Isolate every line in the data with the string "مایکروفر" and copy it.

+++

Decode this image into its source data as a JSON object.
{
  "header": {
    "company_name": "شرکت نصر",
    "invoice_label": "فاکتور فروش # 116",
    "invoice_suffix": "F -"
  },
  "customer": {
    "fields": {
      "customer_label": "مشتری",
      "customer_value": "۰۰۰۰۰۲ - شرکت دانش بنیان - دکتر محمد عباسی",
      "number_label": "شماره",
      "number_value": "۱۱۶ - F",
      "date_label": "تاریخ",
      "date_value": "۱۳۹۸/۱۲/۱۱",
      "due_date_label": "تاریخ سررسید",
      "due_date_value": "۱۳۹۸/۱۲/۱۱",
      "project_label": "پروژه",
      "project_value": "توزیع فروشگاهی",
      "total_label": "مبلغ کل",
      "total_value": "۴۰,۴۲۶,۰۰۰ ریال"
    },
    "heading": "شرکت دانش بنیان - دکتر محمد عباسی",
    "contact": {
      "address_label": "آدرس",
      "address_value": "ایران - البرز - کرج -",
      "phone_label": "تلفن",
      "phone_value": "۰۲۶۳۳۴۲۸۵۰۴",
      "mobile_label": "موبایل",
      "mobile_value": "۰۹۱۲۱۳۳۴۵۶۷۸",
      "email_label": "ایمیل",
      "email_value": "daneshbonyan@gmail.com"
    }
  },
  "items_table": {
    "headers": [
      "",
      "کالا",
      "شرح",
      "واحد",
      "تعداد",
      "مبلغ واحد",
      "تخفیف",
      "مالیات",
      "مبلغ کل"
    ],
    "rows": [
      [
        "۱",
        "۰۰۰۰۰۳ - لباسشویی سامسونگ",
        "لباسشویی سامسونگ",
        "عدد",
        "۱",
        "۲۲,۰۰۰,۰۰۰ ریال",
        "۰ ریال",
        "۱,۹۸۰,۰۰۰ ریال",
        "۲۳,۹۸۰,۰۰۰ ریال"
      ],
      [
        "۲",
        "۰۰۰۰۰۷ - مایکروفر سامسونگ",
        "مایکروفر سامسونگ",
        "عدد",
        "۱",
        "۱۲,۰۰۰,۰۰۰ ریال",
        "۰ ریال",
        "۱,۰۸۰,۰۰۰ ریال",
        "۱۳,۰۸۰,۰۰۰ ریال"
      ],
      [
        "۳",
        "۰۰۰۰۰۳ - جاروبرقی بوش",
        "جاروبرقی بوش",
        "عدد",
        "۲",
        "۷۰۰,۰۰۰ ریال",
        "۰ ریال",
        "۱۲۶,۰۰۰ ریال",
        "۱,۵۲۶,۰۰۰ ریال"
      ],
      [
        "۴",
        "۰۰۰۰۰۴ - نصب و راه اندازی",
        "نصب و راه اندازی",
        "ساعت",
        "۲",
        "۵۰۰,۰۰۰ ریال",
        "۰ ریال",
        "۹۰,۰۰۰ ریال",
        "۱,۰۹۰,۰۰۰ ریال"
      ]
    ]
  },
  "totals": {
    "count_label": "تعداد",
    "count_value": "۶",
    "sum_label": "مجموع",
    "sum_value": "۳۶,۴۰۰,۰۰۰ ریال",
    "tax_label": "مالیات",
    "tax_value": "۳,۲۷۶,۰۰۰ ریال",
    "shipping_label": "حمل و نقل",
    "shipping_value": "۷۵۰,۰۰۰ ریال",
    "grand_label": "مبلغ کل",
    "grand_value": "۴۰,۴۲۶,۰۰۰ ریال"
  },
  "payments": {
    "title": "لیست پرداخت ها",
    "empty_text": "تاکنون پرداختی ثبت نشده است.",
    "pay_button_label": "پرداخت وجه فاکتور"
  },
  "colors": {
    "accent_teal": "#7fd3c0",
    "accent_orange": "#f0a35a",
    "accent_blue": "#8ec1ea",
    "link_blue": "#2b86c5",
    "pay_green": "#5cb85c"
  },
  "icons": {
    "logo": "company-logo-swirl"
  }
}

+++

■ Exercise solution
        "۰۰۰۰۰۷ - مایکروفر سامسونگ",
        "مایکروفر سامسونگ",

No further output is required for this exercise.